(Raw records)
▬▬▬

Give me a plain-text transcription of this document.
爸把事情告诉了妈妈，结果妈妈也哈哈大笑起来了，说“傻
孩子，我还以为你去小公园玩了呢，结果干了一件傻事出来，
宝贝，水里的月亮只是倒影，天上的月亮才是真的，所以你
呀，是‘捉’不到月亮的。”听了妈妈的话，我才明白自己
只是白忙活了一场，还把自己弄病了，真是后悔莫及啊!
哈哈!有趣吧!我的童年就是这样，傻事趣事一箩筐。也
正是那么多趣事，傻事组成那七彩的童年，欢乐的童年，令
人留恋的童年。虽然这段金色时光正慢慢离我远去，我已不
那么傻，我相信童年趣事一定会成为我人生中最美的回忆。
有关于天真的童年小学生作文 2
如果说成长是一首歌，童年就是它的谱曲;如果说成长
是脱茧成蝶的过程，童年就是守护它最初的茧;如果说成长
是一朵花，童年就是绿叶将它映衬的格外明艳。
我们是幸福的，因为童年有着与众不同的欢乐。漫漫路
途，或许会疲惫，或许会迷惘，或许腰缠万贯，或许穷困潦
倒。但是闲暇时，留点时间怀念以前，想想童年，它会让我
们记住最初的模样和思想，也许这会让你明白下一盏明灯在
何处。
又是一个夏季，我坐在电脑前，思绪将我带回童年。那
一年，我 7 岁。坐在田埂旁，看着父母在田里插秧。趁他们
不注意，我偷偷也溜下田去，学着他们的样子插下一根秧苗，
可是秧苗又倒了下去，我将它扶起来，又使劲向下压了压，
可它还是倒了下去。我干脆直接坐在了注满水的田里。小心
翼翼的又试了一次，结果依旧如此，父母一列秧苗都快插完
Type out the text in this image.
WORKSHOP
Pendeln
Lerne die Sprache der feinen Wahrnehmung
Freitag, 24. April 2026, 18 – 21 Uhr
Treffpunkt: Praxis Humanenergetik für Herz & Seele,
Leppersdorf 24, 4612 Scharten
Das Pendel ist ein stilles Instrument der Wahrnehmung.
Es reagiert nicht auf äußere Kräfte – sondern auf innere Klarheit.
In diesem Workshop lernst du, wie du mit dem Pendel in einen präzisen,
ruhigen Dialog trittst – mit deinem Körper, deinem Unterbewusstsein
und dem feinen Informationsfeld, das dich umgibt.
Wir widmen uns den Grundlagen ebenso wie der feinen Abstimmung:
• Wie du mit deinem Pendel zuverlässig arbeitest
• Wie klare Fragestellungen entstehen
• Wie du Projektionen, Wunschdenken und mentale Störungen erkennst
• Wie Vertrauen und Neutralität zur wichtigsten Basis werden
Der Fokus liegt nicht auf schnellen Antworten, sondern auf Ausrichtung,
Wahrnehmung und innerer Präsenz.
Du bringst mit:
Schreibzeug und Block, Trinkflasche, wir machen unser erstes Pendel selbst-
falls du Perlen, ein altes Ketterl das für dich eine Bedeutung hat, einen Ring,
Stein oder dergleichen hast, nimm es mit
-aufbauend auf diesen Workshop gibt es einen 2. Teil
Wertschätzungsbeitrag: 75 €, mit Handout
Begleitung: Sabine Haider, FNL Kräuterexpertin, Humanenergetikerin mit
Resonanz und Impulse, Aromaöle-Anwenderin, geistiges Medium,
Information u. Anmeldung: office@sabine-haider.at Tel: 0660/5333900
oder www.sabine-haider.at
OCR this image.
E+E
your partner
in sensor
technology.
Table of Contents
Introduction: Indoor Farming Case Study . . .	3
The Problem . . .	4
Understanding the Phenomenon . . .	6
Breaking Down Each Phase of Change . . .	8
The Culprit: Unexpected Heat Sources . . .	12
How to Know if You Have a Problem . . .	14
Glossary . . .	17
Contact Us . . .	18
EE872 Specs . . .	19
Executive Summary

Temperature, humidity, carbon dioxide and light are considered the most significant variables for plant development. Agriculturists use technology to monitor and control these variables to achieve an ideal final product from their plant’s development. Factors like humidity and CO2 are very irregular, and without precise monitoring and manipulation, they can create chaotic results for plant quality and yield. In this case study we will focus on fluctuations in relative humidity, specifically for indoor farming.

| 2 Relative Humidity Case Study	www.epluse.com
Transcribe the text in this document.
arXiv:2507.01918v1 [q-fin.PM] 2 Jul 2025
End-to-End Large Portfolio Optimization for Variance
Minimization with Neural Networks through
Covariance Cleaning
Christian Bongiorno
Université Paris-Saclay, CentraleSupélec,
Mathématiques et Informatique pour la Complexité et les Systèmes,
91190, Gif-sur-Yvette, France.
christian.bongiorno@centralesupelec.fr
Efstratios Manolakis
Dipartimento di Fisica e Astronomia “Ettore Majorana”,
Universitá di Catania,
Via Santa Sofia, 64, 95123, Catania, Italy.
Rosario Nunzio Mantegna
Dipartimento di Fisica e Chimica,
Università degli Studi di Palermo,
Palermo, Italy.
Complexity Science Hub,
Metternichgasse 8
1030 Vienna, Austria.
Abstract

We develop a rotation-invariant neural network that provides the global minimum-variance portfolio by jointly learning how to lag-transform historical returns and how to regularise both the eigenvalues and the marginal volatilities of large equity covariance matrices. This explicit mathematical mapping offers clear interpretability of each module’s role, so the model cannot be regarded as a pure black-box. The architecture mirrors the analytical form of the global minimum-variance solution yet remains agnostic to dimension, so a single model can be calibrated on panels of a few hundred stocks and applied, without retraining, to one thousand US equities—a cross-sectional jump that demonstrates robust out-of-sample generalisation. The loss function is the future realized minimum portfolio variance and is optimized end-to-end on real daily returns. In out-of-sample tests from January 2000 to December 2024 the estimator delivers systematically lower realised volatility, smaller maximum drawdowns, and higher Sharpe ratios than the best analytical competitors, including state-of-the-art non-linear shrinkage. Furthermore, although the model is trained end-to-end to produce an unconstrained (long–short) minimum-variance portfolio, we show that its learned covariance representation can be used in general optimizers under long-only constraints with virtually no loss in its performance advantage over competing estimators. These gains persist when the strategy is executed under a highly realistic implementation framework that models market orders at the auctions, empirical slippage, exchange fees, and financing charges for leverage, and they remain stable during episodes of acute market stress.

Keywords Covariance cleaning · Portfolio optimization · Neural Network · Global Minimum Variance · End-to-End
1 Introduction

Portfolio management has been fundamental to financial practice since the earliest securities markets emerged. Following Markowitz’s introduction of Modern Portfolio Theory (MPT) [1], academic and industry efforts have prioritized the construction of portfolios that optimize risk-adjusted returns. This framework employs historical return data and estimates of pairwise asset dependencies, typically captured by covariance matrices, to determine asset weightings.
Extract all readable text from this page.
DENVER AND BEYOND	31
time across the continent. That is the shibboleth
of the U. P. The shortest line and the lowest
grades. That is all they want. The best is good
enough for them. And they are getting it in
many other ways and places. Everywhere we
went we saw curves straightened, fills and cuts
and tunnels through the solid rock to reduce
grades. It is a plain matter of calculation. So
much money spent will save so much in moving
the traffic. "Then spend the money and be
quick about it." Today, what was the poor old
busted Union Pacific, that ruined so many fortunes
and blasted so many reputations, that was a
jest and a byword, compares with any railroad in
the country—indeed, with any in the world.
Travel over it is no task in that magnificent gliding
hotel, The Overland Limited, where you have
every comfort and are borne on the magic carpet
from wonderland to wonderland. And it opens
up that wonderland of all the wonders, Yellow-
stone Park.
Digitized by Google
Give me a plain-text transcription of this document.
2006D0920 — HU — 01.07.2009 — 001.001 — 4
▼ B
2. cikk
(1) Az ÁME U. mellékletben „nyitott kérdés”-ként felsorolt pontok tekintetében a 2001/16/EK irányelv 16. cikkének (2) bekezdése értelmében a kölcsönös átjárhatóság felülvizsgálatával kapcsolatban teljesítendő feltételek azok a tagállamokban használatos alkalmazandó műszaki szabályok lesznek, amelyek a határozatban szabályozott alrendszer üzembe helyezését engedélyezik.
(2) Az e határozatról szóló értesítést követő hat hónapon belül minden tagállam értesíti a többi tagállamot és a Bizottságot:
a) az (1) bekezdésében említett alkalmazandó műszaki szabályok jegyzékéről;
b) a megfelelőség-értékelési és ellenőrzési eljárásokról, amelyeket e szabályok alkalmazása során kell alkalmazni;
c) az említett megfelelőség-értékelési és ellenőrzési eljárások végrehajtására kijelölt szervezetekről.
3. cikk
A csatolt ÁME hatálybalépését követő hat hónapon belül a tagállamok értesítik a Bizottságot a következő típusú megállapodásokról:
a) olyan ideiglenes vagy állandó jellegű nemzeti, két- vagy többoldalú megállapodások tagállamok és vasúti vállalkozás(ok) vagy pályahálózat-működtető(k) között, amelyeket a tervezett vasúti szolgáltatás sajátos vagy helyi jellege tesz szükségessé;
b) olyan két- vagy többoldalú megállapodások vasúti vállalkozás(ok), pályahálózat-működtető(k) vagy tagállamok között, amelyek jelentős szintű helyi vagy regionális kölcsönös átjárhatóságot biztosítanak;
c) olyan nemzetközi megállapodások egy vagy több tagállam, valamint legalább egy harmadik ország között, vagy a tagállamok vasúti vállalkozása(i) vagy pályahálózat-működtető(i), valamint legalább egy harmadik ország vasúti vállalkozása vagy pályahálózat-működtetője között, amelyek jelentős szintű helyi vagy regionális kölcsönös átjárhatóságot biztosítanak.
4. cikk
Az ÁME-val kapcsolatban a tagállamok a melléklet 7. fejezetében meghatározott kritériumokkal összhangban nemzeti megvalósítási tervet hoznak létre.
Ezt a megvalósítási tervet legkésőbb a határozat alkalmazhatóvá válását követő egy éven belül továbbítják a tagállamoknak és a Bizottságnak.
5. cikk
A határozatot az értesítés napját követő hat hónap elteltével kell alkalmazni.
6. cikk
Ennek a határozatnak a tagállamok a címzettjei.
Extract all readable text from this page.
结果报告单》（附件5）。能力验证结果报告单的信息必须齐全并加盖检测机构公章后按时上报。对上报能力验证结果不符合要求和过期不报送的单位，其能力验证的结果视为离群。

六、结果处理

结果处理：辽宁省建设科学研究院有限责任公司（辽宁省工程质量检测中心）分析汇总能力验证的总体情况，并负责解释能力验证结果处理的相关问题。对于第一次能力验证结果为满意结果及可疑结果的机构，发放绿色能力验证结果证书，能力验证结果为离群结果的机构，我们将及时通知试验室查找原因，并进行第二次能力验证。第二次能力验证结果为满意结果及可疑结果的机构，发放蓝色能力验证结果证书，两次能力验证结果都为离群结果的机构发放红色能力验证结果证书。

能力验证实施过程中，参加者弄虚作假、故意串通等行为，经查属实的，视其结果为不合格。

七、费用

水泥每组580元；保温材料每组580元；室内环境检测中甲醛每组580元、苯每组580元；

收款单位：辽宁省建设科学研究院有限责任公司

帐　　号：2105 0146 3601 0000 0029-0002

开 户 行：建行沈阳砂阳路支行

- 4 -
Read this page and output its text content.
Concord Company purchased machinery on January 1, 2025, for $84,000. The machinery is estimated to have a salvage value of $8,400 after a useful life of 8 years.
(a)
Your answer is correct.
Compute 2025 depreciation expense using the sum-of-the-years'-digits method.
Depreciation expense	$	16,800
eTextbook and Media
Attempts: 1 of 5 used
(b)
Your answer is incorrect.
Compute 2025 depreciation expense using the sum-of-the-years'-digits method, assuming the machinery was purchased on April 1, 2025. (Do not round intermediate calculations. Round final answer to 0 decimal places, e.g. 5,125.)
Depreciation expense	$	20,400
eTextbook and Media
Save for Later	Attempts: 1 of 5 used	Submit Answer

▬▬▬

Stated goal ▸
Output nothing but the number of lines in the data containing the string "hónapon".

Answer to the exercise ▸
2